_GIVEN REQUEST:_ With the pictures omitted, write out the entries that follow exactly as they stand.

_DATA FOR PROCESSING:_
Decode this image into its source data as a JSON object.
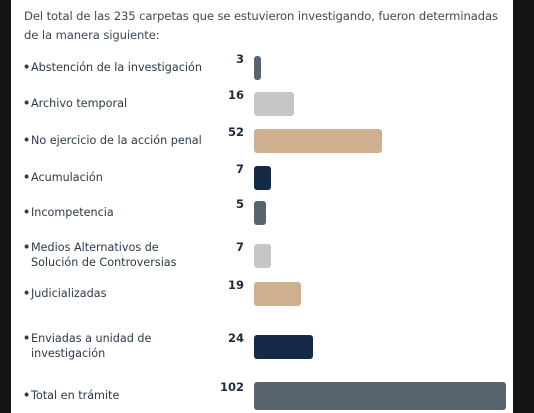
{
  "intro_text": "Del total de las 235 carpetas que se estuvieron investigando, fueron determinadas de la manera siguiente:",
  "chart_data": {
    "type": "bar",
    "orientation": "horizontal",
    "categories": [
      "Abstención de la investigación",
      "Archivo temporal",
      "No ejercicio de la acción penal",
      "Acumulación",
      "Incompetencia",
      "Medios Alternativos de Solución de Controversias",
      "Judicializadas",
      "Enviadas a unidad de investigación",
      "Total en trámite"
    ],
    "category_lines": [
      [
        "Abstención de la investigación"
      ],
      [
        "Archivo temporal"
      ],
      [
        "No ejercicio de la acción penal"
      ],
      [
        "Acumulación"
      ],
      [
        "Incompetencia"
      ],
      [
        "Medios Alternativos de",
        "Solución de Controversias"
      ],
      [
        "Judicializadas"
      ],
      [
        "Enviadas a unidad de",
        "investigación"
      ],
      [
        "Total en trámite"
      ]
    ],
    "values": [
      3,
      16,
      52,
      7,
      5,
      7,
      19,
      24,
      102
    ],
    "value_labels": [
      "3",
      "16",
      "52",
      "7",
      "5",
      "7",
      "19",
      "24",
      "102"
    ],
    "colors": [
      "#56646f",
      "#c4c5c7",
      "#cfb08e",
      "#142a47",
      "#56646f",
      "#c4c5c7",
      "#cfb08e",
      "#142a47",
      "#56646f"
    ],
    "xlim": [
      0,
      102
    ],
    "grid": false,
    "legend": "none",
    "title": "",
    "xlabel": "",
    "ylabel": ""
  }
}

_ANSWER TO THE TASK:_
Decode this image into its source data as a JSON object.
{
  "intro_text": "Del total de las 235 carpetas que se estuvieron investigando, fueron determinadas de la manera siguiente:",
  "chart_data": {
    "type": "bar",
    "orientation": "horizontal",
    "categories": [
      "Abstención de la investigación",
      "Archivo temporal",
      "No ejercicio de la acción penal",
      "Acumulación",
      "Incompetencia",
      "Medios Alternativos de Solución de Controversias",
      "Judicializadas",
      "Enviadas a unidad de investigación",
      "Total en trámite"
    ],
    "category_lines": [
      [
        "Abstención de la investigación"
      ],
      [
        "Archivo temporal"
      ],
      [
        "No ejercicio de la acción penal"
      ],
      [
        "Acumulación"
      ],
      [
        "Incompetencia"
      ],
      [
        "Medios Alternativos de",
        "Solución de Controversias"
      ],
      [
        "Judicializadas"
      ],
      [
        "Enviadas a unidad de",
        "investigación"
      ],
      [
        "Total en trámite"
      ]
    ],
    "values": [
      3,
      16,
      52,
      7,
      5,
      7,
      19,
      24,
      102
    ],
    "value_labels": [
      "3",
      "16",
      "52",
      "7",
      "5",
      "7",
      "19",
      "24",
      "102"
    ],
    "colors": [
      "#56646f",
      "#c4c5c7",
      "#cfb08e",
      "#142a47",
      "#56646f",
      "#c4c5c7",
      "#cfb08e",
      "#142a47",
      "#56646f"
    ],
    "xlim": [
      0,
      102
    ],
    "grid": false,
    "legend": "none",
    "title": "",
    "xlabel": "",
    "ylabel": ""
  }
}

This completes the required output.